* CONSIGNE 1: Imprime sans aucune modification le passage de l'article sur le livre Made in Monde qui commence par les mots contenant "Il est impératif" et se termine par "assemblé en Chine.".

* DOCUMENT:
• • • • •
Il est impératif d’agrémenter tes dissertations avec des références. L’article qui suit aura pour objectif de te familiariser avec une œuvre essentielle, certainement l’un des « best-of » du préparationnaire averti : le livre de Suzanne Berger, Made in Monde : Les nouvelles frontières de l’économie mondiale. Lorsque tu achètes un smartphone, un ordinateur ou une poupée, il est relativement difficile de savoir réellement l’origine du produit. Pourquoi ? Tout simplement parce que la production est désormais mondiale, avec des pièces détachées provenant de plusieurs pays différents. Suzanne Berger prend l’exemple plutôt pertinent des poupées du futur : elles seront dessinées aux États-Unis ; leurs cheveux confectionnés au Japon ; leurs vêtements conçus en France ; leur corps moulé à Taïwan ; et le tout assemblé en Chine.

Ce changement de paradigme effraie, puisqu’il est associé dans l’imaginaire collectif à des concepts comme la délocalisation, le chômage, le dumping, l’uniformisation du monde, les salaires à bas coûts, l’exploitation de l’homme par l’homme (esclavage moderne)… Et si on faisait fausse route ? C’est exactement ce que Suzanne Berger tente de démontrer dans cet ouvrage indispensable pour comprendre les enjeux modernes de la mondialisation en s’appuyant sur une analyse approfondie des pratiques et autres stratégies de cinq cents entreprises à travers le monde.

Biographie

En deux mots, Suzanne Berger est une historienne et politologue américaine, reconnue par tous comme une spécialiste de la mondialisation. Elle a publié quelques livres comme Notre Première Mondialisation : Leçons d’un échec oublié (2003) et Made in monde. La mondialisation est ainsi son objet d’étude essentiel. Selon elle, cette dernière n’aurait été possible sans l’ouverture des entreprises à l’économie mondiale. Ceci ne signifie pas pour autant que les entreprises sont aujourd’hui totalement « déterritorialisées » ou encore que les États perdent en légitimité. Bien au contraire, plus que jamais, l’entreprise s’ancre dans un territoire et le rôle de l’Etat – à défaut de s’amoindrir – est devenu essentiel afin de conserver l’héritage d’entreprises locales.

Résumé

Le but de cet ouvrage est de s’attaquer aux idées reçues. Non, la mondialisation ne détruit pas les emplois dans les pays dits du Nord (si l’on se fie à la classification de Brandt). Non, le protectionnisme n’est pas une solution aux problèmes économiques actuels (n’en déplaise aux pourfendeurs de la mondialisation comme D. Trump). Non, la sidérurgie n’est pas condamnée, l’économie mute, mais ça n’implique pas pour autant la disparition de tous les secteurs, puisque l’on aura encore besoin de fer et d’acier à l’avenir. Non, la délocalisation n’est pas le meilleur moyen pour augmenter les profits, différentes stratégies sont possibles. Pour illustrer cela, l’auteur s’appuie sur les stratégies de 500 entreprises différentes et souligne ainsi qu’il n’y a pas qu’une seule façon d’appréhender les enjeux posés par la mondialisation.
• • • • •
* DONNÉES DISPONIBLES:
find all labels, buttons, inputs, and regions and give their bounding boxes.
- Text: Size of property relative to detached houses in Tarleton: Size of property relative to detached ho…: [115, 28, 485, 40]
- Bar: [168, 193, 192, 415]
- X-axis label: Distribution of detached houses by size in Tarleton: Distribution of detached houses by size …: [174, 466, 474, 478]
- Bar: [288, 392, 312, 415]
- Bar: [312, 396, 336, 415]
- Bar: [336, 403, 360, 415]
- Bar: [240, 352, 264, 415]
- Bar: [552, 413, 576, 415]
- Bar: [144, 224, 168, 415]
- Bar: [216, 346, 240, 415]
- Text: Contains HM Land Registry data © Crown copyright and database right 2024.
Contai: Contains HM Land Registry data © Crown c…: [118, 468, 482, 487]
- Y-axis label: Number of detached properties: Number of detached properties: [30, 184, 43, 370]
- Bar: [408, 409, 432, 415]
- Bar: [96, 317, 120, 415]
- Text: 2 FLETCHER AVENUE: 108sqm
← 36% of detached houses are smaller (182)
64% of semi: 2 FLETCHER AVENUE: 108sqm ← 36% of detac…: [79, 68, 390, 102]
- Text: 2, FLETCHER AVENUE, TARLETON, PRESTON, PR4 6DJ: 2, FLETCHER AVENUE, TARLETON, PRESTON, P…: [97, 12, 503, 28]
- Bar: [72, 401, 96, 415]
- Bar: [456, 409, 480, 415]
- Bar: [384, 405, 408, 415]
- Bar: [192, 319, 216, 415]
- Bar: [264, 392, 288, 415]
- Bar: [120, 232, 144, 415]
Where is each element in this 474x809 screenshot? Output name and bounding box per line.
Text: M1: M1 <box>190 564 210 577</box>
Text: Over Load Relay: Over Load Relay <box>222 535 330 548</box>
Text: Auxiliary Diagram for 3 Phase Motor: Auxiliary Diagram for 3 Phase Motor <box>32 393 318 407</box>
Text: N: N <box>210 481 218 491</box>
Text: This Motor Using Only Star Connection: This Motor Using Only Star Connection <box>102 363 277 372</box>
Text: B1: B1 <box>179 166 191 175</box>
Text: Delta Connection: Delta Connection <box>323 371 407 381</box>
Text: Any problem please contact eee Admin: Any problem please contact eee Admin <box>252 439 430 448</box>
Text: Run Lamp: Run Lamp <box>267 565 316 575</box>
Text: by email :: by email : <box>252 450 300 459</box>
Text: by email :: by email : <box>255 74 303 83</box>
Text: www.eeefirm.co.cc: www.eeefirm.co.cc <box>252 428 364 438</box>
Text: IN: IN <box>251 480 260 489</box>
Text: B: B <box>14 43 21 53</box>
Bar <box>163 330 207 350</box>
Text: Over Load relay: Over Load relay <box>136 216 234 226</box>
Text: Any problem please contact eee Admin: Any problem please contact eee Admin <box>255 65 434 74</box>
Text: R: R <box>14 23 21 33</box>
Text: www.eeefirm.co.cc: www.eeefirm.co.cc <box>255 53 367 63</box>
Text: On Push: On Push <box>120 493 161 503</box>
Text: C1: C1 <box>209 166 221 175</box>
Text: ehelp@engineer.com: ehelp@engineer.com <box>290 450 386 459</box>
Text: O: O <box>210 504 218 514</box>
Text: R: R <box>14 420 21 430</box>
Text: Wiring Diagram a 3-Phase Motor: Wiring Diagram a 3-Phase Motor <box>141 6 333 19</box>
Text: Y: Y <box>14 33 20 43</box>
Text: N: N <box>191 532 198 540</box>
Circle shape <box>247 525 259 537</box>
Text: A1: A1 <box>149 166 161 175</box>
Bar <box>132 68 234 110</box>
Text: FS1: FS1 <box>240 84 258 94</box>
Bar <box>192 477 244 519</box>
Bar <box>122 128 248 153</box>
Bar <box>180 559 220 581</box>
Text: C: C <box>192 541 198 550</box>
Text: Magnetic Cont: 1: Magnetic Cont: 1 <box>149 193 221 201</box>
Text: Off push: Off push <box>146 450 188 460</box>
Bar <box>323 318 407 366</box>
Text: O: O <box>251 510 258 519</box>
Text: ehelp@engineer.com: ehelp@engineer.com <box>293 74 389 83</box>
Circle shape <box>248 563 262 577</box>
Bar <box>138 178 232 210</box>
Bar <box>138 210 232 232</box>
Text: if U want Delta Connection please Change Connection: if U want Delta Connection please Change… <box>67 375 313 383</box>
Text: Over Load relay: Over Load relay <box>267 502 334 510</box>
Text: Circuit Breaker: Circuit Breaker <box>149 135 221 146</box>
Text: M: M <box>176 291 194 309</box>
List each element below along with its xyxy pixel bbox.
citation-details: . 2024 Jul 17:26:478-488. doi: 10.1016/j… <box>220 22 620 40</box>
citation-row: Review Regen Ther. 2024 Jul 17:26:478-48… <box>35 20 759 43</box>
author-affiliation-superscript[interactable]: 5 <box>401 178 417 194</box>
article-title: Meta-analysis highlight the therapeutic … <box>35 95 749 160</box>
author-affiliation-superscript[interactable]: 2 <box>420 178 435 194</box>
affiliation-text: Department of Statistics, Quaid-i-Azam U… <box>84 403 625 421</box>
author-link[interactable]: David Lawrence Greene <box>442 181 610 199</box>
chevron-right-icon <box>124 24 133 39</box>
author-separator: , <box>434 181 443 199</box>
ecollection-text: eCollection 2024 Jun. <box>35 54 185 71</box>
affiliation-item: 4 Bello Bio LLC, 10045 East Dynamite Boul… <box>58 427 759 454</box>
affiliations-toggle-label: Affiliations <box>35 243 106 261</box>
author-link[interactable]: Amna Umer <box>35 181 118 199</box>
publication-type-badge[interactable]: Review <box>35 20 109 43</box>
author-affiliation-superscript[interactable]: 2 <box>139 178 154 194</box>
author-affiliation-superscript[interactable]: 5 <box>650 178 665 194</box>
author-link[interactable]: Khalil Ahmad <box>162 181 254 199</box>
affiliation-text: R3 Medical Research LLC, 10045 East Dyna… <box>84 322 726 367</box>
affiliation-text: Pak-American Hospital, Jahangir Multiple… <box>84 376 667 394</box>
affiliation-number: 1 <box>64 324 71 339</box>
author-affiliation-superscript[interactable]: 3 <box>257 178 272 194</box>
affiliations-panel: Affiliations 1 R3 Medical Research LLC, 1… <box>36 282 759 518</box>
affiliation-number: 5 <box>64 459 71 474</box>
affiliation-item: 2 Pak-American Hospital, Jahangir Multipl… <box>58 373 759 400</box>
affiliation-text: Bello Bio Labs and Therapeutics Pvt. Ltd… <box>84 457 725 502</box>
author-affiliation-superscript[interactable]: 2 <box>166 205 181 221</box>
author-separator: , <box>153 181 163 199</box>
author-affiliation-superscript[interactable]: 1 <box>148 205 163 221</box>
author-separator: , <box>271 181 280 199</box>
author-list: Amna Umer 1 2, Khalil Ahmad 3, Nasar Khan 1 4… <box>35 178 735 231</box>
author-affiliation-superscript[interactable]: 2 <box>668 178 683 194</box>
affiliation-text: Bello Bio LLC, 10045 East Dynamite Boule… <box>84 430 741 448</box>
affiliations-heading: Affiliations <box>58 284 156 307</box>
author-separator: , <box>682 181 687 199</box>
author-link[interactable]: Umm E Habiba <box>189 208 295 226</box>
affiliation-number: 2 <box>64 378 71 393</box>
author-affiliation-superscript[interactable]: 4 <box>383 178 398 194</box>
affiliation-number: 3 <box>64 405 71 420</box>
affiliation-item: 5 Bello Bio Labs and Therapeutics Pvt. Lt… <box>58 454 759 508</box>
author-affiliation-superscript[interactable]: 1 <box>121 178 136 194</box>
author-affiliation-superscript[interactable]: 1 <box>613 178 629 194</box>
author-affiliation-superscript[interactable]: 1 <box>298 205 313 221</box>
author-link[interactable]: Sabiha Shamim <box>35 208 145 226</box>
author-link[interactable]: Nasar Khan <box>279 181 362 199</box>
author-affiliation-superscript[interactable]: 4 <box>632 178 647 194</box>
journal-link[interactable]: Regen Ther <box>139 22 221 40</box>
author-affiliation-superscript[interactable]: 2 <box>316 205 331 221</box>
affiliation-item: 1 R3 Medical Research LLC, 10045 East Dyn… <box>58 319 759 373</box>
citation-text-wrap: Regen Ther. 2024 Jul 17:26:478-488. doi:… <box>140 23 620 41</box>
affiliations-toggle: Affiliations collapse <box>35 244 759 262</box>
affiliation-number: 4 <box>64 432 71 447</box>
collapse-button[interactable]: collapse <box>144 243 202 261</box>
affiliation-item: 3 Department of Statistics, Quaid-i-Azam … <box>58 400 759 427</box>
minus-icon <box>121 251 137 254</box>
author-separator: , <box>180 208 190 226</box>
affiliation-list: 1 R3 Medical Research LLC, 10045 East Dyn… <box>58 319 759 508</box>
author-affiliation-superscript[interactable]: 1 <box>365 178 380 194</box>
• • • • •
* CONSIGNE 2: Reproduis à l'identique la partie des enregistrements qui va de leur début jusqu'à la ligne contenant "- Text: Contains", cette dernière incluse.

* SORTIE COMPLÈTE 1:
Il est impératif d’agrémenter tes dissertations avec des références. L’article qui suit aura pour objectif de te familiariser avec une œuvre essentielle, certainement l’un des « best-of » du préparationnaire averti : le livre de Suzanne Berger, Made in Monde : Les nouvelles frontières de l’économie mondiale. Lorsque tu achètes un smartphone, un ordinateur ou une poupée, il est relativement difficile de savoir réellement l’origine du produit. Pourquoi ? Tout simplement parce que la production est désormais mondiale, avec des pièces détachées provenant de plusieurs pays différents. Suzanne Berger prend l’exemple plutôt pertinent des poupées du futur : elles seront dessinées aux États-Unis ; leurs cheveux confectionnés au Japon ; leurs vêtements conçus en France ; leur corps moulé à Taïwan ; et le tout assemblé en Chine.

* SORTIE COMPLÈTE 2:
find all labels, buttons, inputs, and regions and give their bounding boxes.
- Text: Size of property relative to detached houses in Tarleton: Size of property relative to detached ho…: [115, 28, 485, 40]
- Bar: [168, 193, 192, 415]
- X-axis label: Distribution of detached houses by size in Tarleton: Distribution of detached houses by size …: [174, 466, 474, 478]
- Bar: [288, 392, 312, 415]
- Bar: [312, 396, 336, 415]
- Bar: [336, 403, 360, 415]
- Bar: [240, 352, 264, 415]
- Bar: [552, 413, 576, 415]
- Bar: [144, 224, 168, 415]
- Bar: [216, 346, 240, 415]
- Text: Contains HM Land Registry data © Crown copyright and database right 2024.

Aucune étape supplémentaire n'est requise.